=== DATA LINES ===

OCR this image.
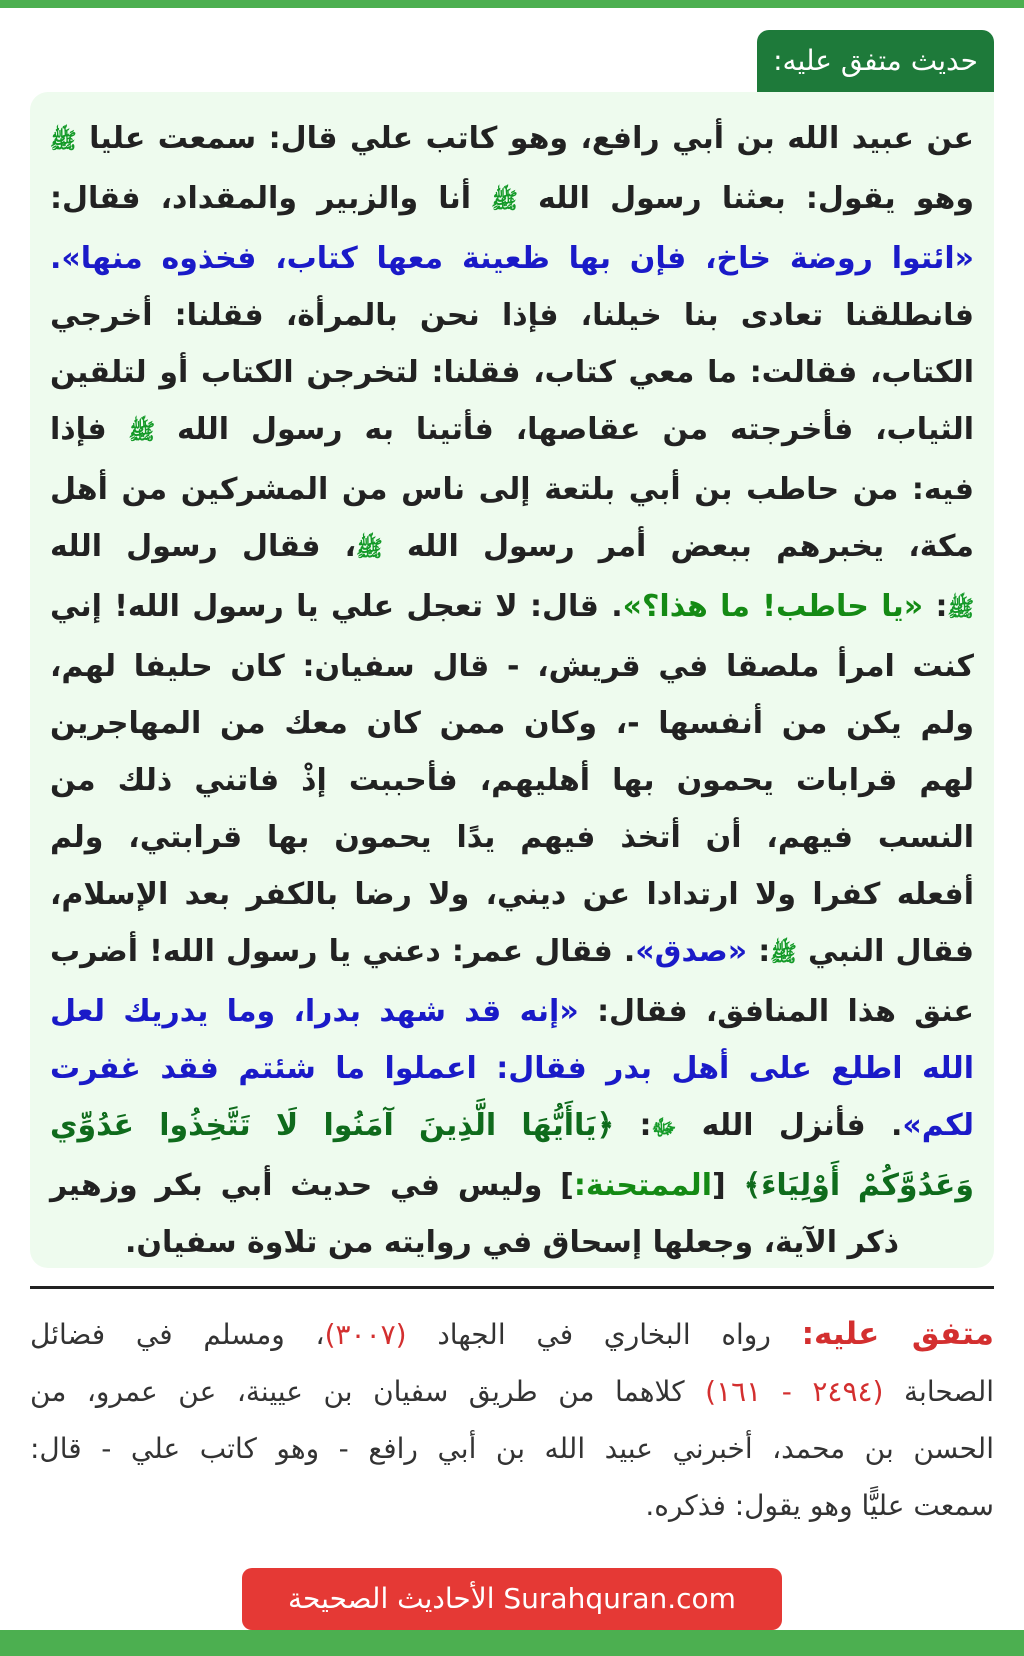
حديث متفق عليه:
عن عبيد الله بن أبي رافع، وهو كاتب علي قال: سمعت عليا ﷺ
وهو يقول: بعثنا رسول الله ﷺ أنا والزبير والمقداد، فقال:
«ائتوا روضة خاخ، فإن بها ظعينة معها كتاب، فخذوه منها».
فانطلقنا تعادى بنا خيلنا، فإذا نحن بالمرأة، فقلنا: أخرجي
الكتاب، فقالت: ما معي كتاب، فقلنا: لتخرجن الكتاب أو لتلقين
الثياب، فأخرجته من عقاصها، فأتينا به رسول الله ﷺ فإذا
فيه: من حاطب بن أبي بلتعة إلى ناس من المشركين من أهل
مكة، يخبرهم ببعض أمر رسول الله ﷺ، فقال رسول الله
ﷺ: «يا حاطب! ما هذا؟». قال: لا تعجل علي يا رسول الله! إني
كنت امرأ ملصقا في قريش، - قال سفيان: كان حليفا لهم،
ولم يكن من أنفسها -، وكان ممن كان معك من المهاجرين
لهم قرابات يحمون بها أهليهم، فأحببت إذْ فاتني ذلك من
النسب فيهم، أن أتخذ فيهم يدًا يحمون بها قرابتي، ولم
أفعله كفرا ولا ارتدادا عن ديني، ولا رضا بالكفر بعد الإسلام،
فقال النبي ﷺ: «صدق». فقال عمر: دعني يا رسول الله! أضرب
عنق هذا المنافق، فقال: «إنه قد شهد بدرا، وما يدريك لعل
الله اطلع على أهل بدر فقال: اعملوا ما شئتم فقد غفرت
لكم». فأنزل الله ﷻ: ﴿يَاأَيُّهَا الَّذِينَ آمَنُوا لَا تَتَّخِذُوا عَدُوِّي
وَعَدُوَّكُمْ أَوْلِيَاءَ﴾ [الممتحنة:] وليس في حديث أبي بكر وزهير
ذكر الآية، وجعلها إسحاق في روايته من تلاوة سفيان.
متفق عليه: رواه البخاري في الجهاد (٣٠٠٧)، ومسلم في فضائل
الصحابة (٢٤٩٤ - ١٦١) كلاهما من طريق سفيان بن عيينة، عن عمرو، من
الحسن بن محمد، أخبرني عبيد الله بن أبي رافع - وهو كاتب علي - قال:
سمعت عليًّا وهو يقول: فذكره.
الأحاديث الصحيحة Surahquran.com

===

EXERCISE DETAILS: Copy the data character for character, but drop all pictures from the copy.

EXERCISE OUTPUT:
OCR this image.
حديث متفق عليه:
عن عبيد الله بن أبي رافع، وهو كاتب علي قال: سمعت عليا ﷺ
وهو يقول: بعثنا رسول الله ﷺ أنا والزبير والمقداد، فقال:
«ائتوا روضة خاخ، فإن بها ظعينة معها كتاب، فخذوه منها».
فانطلقنا تعادى بنا خيلنا، فإذا نحن بالمرأة، فقلنا: أخرجي
الكتاب، فقالت: ما معي كتاب، فقلنا: لتخرجن الكتاب أو لتلقين
الثياب، فأخرجته من عقاصها، فأتينا به رسول الله ﷺ فإذا
فيه: من حاطب بن أبي بلتعة إلى ناس من المشركين من أهل
مكة، يخبرهم ببعض أمر رسول الله ﷺ، فقال رسول الله
ﷺ: «يا حاطب! ما هذا؟». قال: لا تعجل علي يا رسول الله! إني
كنت امرأ ملصقا في قريش، - قال سفيان: كان حليفا لهم،
ولم يكن من أنفسها -، وكان ممن كان معك من المهاجرين
لهم قرابات يحمون بها أهليهم، فأحببت إذْ فاتني ذلك من
النسب فيهم، أن أتخذ فيهم يدًا يحمون بها قرابتي، ولم
أفعله كفرا ولا ارتدادا عن ديني، ولا رضا بالكفر بعد الإسلام،
فقال النبي ﷺ: «صدق». فقال عمر: دعني يا رسول الله! أضرب
عنق هذا المنافق، فقال: «إنه قد شهد بدرا، وما يدريك لعل
الله اطلع على أهل بدر فقال: اعملوا ما شئتم فقد غفرت
لكم». فأنزل الله ﷻ: ﴿يَاأَيُّهَا الَّذِينَ آمَنُوا لَا تَتَّخِذُوا عَدُوِّي
وَعَدُوَّكُمْ أَوْلِيَاءَ﴾ [الممتحنة:] وليس في حديث أبي بكر وزهير
ذكر الآية، وجعلها إسحاق في روايته من تلاوة سفيان.
متفق عليه: رواه البخاري في الجهاد (٣٠٠٧)، ومسلم في فضائل
الصحابة (٢٤٩٤ - ١٦١) كلاهما من طريق سفيان بن عيينة، عن عمرو، من
الحسن بن محمد، أخبرني عبيد الله بن أبي رافع - وهو كاتب علي - قال:
سمعت عليًّا وهو يقول: فذكره.
الأحاديث الصحيحة Surahquran.com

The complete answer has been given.